* START *

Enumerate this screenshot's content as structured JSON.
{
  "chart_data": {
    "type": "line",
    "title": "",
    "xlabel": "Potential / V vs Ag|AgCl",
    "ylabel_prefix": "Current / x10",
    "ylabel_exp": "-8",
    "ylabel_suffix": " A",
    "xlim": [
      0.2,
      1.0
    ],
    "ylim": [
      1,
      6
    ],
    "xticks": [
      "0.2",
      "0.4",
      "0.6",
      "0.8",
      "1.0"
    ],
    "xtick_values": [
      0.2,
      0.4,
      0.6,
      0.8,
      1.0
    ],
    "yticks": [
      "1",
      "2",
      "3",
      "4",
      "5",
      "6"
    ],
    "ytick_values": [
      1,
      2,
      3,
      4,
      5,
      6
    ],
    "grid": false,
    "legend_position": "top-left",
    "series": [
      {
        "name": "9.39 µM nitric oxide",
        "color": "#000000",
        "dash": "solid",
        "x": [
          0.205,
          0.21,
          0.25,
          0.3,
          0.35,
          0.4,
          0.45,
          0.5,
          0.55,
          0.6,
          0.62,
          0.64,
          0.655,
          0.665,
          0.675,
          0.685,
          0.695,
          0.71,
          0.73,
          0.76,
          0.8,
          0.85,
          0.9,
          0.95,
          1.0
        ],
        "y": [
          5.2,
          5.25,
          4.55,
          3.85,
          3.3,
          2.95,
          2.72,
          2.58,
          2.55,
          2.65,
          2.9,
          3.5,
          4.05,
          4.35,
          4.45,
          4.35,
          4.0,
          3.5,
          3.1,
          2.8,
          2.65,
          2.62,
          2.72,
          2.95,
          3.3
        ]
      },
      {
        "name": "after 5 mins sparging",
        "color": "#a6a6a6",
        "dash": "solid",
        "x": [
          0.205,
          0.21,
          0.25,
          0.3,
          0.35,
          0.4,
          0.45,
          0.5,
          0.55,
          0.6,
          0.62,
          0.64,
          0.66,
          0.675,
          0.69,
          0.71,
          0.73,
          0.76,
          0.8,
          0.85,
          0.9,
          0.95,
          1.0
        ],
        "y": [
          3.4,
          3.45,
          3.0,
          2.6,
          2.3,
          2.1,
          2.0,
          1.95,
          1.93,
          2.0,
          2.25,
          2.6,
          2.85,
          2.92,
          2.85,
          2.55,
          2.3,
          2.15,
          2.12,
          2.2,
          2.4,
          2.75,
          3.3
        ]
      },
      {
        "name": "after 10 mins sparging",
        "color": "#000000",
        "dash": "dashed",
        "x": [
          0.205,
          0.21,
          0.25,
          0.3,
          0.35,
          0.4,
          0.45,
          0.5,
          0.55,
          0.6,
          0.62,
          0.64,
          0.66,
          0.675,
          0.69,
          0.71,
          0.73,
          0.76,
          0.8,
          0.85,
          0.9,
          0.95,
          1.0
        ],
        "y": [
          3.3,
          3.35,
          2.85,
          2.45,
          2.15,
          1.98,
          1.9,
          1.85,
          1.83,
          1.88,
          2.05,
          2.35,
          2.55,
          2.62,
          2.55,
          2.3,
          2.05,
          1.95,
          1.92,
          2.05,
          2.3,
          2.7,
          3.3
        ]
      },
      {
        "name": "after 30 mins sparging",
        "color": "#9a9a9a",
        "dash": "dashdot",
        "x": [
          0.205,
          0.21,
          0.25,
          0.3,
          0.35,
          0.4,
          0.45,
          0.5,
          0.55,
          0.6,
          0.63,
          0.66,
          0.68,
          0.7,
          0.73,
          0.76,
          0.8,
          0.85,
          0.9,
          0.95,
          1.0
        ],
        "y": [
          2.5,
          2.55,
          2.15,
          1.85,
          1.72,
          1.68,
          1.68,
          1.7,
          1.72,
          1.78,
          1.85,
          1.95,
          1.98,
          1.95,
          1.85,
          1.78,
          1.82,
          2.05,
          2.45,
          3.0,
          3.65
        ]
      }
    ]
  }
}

* END *

[PROBLEM DESCRIPTION] In the listing above, find each line with the word "name" and copy it.

[RESPONSE FOR THIS EXERCISE]
        "name": "9.39 µM nitric oxide",
        "name": "after 5 mins sparging",
        "name": "after 10 mins sparging",
        "name": "after 30 mins sparging",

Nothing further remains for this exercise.